++++ MATERIAL PROVIDED ++++

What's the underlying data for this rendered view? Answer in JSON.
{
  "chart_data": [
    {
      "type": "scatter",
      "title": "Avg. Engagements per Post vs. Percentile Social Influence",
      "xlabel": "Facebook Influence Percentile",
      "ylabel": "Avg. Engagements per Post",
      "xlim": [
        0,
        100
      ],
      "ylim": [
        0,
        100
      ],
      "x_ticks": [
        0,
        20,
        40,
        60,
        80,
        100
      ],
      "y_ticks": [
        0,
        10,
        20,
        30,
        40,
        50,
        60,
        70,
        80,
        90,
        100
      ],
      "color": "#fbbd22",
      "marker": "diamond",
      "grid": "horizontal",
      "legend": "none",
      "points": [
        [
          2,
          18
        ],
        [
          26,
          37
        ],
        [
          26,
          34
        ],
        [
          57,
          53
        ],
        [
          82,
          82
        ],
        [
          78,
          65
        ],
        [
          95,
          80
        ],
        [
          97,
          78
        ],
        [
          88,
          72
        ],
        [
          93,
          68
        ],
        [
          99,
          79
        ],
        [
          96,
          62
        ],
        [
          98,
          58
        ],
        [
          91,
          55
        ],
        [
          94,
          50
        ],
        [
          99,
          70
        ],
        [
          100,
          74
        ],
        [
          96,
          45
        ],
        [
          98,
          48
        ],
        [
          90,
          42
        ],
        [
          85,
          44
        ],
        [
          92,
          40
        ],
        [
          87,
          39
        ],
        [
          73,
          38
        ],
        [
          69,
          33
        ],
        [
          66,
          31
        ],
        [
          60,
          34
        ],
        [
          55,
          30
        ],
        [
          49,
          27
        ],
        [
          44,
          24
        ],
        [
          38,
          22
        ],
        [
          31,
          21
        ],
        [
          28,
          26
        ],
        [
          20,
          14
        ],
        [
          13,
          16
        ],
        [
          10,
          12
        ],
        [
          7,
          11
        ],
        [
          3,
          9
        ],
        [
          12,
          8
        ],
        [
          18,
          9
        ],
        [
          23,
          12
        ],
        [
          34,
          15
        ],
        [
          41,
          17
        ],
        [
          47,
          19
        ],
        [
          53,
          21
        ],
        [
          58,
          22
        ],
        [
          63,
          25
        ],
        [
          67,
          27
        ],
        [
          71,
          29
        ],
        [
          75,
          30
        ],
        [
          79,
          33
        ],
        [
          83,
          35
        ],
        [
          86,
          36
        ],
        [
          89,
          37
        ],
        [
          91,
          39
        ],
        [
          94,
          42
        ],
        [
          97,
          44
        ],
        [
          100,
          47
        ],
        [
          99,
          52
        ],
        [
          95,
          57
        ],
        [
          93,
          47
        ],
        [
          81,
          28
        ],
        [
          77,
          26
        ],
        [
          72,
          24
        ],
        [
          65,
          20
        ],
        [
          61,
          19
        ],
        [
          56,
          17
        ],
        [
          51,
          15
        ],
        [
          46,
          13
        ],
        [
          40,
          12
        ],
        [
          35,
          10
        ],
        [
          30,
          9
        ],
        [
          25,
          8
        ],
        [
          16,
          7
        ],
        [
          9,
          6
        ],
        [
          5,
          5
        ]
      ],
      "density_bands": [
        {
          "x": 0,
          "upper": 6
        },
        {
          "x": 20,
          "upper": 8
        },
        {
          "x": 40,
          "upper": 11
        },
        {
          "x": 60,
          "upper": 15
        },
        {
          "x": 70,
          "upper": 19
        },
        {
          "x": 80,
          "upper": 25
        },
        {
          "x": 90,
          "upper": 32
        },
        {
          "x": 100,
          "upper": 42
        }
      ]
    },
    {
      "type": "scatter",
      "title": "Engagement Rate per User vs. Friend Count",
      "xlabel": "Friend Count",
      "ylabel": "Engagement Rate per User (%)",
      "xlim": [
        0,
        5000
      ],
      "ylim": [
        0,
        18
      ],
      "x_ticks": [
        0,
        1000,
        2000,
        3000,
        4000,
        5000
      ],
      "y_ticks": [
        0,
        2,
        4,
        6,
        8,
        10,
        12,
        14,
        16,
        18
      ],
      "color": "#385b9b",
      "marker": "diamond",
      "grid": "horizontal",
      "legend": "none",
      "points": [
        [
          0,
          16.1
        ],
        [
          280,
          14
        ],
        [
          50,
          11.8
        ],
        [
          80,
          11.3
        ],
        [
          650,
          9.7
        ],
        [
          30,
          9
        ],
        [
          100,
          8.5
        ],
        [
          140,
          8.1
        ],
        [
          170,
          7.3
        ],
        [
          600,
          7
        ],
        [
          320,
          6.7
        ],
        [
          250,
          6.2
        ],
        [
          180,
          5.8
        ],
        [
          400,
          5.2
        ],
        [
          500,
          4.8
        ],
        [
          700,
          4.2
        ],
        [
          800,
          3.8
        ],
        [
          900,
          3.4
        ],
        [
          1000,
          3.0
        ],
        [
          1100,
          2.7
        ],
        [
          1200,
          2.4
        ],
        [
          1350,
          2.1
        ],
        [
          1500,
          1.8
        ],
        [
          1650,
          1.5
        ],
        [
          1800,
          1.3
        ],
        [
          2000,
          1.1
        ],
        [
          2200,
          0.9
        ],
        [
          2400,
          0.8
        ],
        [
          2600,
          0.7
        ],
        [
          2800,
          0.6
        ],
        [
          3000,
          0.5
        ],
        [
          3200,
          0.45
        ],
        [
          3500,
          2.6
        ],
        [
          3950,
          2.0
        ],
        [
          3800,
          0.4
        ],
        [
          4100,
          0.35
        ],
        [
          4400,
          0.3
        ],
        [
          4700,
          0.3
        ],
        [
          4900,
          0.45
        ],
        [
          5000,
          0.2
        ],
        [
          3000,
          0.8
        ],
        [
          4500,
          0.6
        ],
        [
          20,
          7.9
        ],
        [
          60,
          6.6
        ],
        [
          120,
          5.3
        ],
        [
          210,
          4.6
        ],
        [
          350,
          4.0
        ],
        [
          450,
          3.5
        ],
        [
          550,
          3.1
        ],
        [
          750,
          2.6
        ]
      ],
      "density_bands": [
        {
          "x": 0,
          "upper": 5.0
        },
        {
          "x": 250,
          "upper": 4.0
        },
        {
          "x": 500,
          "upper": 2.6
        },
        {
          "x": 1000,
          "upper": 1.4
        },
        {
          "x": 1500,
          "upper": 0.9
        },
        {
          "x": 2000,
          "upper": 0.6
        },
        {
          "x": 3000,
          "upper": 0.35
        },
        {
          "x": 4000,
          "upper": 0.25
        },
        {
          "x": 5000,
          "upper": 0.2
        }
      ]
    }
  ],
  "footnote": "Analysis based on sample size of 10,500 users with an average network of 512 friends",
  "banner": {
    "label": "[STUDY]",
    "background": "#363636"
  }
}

++++

● DESCRIPTION OF THE TASK
Go through the records. Copy each line where "Engagements" appears.

● RESPONSE
      "title": "Avg. Engagements per Post vs. Percentile Social Influence",
      "ylabel": "Avg. Engagements per Post",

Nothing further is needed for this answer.